━━━━━ Information provided ━━━━━

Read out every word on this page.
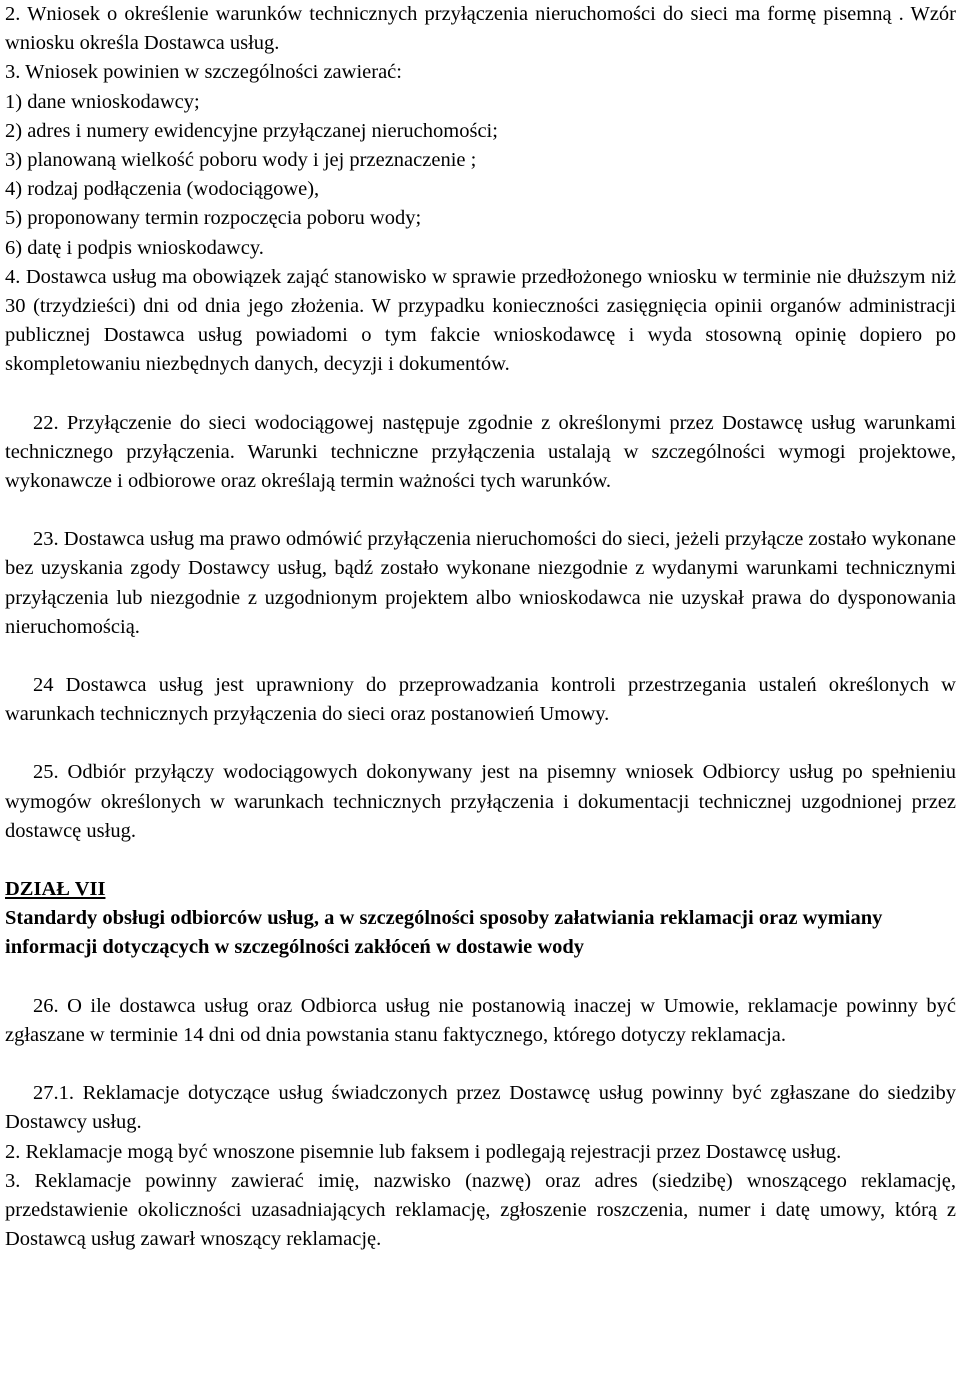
2. Wniosek o określenie warunków technicznych przyłączenia nieruchomości do sieci ma formę pisemną . Wzór wniosku określa Dostawca usług.

3. Wniosek powinien w szczególności zawierać:

1) dane wnioskodawcy;

2) adres i numery ewidencyjne przyłączanej nieruchomości;

3) planowaną wielkość poboru wody i jej przeznaczenie ;

4) rodzaj podłączenia (wodociągowe),

5) proponowany termin rozpoczęcia poboru wody;

6) datę i podpis wnioskodawcy.

4. Dostawca usług ma obowiązek zająć stanowisko w sprawie przedłożonego wniosku w terminie nie dłuższym niż 30 (trzydzieści) dni od dnia jego złożenia. W przypadku konieczności zasięgnięcia opinii organów administracji publicznej Dostawca usług powiadomi o tym fakcie wnioskodawcę i wyda stosowną opinię dopiero po skompletowaniu niezbędnych danych, decyzji i dokumentów.

22. Przyłączenie do sieci wodociągowej następuje zgodnie z określonymi przez Dostawcę usług warunkami technicznego przyłączenia. Warunki techniczne przyłączenia ustalają w szczególności wymogi projektowe, wykonawcze i odbiorowe oraz określają termin ważności tych warunków.

23. Dostawca usług ma prawo odmówić przyłączenia nieruchomości do sieci, jeżeli przyłącze zostało wykonane bez uzyskania zgody Dostawcy usług, bądź zostało wykonane niezgodnie z wydanymi warunkami technicznymi przyłączenia lub niezgodnie z uzgodnionym projektem albo wnioskodawca nie uzyskał prawa do dysponowania nieruchomością.

24 Dostawca usług jest uprawniony do przeprowadzania kontroli przestrzegania ustaleń określonych w warunkach technicznych przyłączenia do sieci oraz postanowień Umowy.

25. Odbiór przyłączy wodociągowych dokonywany jest na pisemny wniosek Odbiorcy usług po spełnieniu wymogów określonych w warunkach technicznych przyłączenia i dokumentacji technicznej uzgodnionej przez dostawcę usług.

DZIAŁ VII

Standardy obsługi odbiorców usług, a w szczególności sposoby załatwiania reklamacji oraz wymiany informacji dotyczących w szczególności zakłóceń w dostawie wody

26. O ile dostawca usług oraz Odbiorca usług nie postanowią inaczej w Umowie, reklamacje powinny być zgłaszane w terminie 14 dni od dnia powstania stanu faktycznego, którego dotyczy reklamacja.

27.1. Reklamacje dotyczące usług świadczonych przez Dostawcę usług powinny być zgłaszane do siedziby Dostawcy usług.

2. Reklamacje mogą być wnoszone pisemnie lub faksem i podlegają rejestracji przez Dostawcę usług.

3. Reklamacje powinny zawierać imię, nazwisko (nazwę) oraz adres (siedzibę) wnoszącego reklamację, przedstawienie okoliczności uzasadniających reklamację, zgłoszenie roszczenia, numer i datę umowy, którą z Dostawcą usług zawarł wnoszący reklamację.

━━━━━

» **Problem**:
Print every record above exactly as written, leaving out the pictures.

» **Response to this exercise**:
Read out every word on this page.
2. Wniosek o określenie warunków technicznych przyłączenia nieruchomości do sieci ma formę pisemną . Wzór wniosku określa Dostawca usług.

3. Wniosek powinien w szczególności zawierać:

1) dane wnioskodawcy;

2) adres i numery ewidencyjne przyłączanej nieruchomości;

3) planowaną wielkość poboru wody i jej przeznaczenie ;

4) rodzaj podłączenia (wodociągowe),

5) proponowany termin rozpoczęcia poboru wody;

6) datę i podpis wnioskodawcy.

4. Dostawca usług ma obowiązek zająć stanowisko w sprawie przedłożonego wniosku w terminie nie dłuższym niż 30 (trzydzieści) dni od dnia jego złożenia. W przypadku konieczności zasięgnięcia opinii organów administracji publicznej Dostawca usług powiadomi o tym fakcie wnioskodawcę i wyda stosowną opinię dopiero po skompletowaniu niezbędnych danych, decyzji i dokumentów.

22. Przyłączenie do sieci wodociągowej następuje zgodnie z określonymi przez Dostawcę usług warunkami technicznego przyłączenia. Warunki techniczne przyłączenia ustalają w szczególności wymogi projektowe, wykonawcze i odbiorowe oraz określają termin ważności tych warunków.

23. Dostawca usług ma prawo odmówić przyłączenia nieruchomości do sieci, jeżeli przyłącze zostało wykonane bez uzyskania zgody Dostawcy usług, bądź zostało wykonane niezgodnie z wydanymi warunkami technicznymi przyłączenia lub niezgodnie z uzgodnionym projektem albo wnioskodawca nie uzyskał prawa do dysponowania nieruchomością.

24 Dostawca usług jest uprawniony do przeprowadzania kontroli przestrzegania ustaleń określonych w warunkach technicznych przyłączenia do sieci oraz postanowień Umowy.

25. Odbiór przyłączy wodociągowych dokonywany jest na pisemny wniosek Odbiorcy usług po spełnieniu wymogów określonych w warunkach technicznych przyłączenia i dokumentacji technicznej uzgodnionej przez dostawcę usług.

DZIAŁ VII

Standardy obsługi odbiorców usług, a w szczególności sposoby załatwiania reklamacji oraz wymiany informacji dotyczących w szczególności zakłóceń w dostawie wody

26. O ile dostawca usług oraz Odbiorca usług nie postanowią inaczej w Umowie, reklamacje powinny być zgłaszane w terminie 14 dni od dnia powstania stanu faktycznego, którego dotyczy reklamacja.

27.1. Reklamacje dotyczące usług świadczonych przez Dostawcę usług powinny być zgłaszane do siedziby Dostawcy usług.

2. Reklamacje mogą być wnoszone pisemnie lub faksem i podlegają rejestracji przez Dostawcę usług.

3. Reklamacje powinny zawierać imię, nazwisko (nazwę) oraz adres (siedzibę) wnoszącego reklamację, przedstawienie okoliczności uzasadniających reklamację, zgłoszenie roszczenia, numer i datę umowy, którą z Dostawcą usług zawarł wnoszący reklamację.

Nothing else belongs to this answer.